▸ EXERCISE:
Write each line out exactly, leaving none out.

Stored dataset items
--

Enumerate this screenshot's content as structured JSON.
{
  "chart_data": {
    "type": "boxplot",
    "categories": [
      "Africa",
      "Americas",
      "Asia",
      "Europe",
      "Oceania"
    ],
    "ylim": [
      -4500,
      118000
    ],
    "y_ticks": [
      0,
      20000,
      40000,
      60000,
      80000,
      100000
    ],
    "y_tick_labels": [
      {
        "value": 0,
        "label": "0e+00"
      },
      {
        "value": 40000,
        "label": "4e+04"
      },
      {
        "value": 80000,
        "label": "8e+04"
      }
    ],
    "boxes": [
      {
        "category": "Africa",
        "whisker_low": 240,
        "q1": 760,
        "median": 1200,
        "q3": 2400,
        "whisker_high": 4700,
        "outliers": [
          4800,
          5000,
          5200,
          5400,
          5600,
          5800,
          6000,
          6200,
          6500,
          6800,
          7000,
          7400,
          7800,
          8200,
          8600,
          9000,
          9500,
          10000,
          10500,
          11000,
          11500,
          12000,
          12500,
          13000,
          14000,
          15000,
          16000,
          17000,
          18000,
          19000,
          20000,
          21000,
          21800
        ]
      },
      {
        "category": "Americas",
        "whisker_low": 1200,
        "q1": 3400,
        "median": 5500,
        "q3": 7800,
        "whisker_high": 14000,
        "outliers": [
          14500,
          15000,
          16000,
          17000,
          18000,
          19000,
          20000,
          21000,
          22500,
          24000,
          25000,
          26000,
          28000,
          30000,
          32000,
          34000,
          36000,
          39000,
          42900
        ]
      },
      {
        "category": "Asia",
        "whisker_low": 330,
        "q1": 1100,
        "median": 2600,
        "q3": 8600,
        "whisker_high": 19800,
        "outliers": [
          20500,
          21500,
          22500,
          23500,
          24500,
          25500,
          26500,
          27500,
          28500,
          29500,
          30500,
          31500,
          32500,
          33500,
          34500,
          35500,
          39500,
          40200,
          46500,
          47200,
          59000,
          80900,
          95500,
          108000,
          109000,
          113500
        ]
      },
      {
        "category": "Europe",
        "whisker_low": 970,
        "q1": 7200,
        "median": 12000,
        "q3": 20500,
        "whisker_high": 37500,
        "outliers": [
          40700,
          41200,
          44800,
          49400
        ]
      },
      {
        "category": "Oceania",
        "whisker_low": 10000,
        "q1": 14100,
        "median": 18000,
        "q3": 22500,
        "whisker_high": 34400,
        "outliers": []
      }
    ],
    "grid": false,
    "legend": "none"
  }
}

--

▸ RESULT FOR THIS EXERCISE:
Enumerate this screenshot's content as structured JSON.
{
  "chart_data": {
    "type": "boxplot",
    "categories": [
      "Africa",
      "Americas",
      "Asia",
      "Europe",
      "Oceania"
    ],
    "ylim": [
      -4500,
      118000
    ],
    "y_ticks": [
      0,
      20000,
      40000,
      60000,
      80000,
      100000
    ],
    "y_tick_labels": [
      {
        "value": 0,
        "label": "0e+00"
      },
      {
        "value": 40000,
        "label": "4e+04"
      },
      {
        "value": 80000,
        "label": "8e+04"
      }
    ],
    "boxes": [
      {
        "category": "Africa",
        "whisker_low": 240,
        "q1": 760,
        "median": 1200,
        "q3": 2400,
        "whisker_high": 4700,
        "outliers": [
          4800,
          5000,
          5200,
          5400,
          5600,
          5800,
          6000,
          6200,
          6500,
          6800,
          7000,
          7400,
          7800,
          8200,
          8600,
          9000,
          9500,
          10000,
          10500,
          11000,
          11500,
          12000,
          12500,
          13000,
          14000,
          15000,
          16000,
          17000,
          18000,
          19000,
          20000,
          21000,
          21800
        ]
      },
      {
        "category": "Americas",
        "whisker_low": 1200,
        "q1": 3400,
        "median": 5500,
        "q3": 7800,
        "whisker_high": 14000,
        "outliers": [
          14500,
          15000,
          16000,
          17000,
          18000,
          19000,
          20000,
          21000,
          22500,
          24000,
          25000,
          26000,
          28000,
          30000,
          32000,
          34000,
          36000,
          39000,
          42900
        ]
      },
      {
        "category": "Asia",
        "whisker_low": 330,
        "q1": 1100,
        "median": 2600,
        "q3": 8600,
        "whisker_high": 19800,
        "outliers": [
          20500,
          21500,
          22500,
          23500,
          24500,
          25500,
          26500,
          27500,
          28500,
          29500,
          30500,
          31500,
          32500,
          33500,
          34500,
          35500,
          39500,
          40200,
          46500,
          47200,
          59000,
          80900,
          95500,
          108000,
          109000,
          113500
        ]
      },
      {
        "category": "Europe",
        "whisker_low": 970,
        "q1": 7200,
        "median": 12000,
        "q3": 20500,
        "whisker_high": 37500,
        "outliers": [
          40700,
          41200,
          44800,
          49400
        ]
      },
      {
        "category": "Oceania",
        "whisker_low": 10000,
        "q1": 14100,
        "median": 18000,
        "q3": 22500,
        "whisker_high": 34400,
        "outliers": []
      }
    ],
    "grid": false,
    "legend": "none"
  }
}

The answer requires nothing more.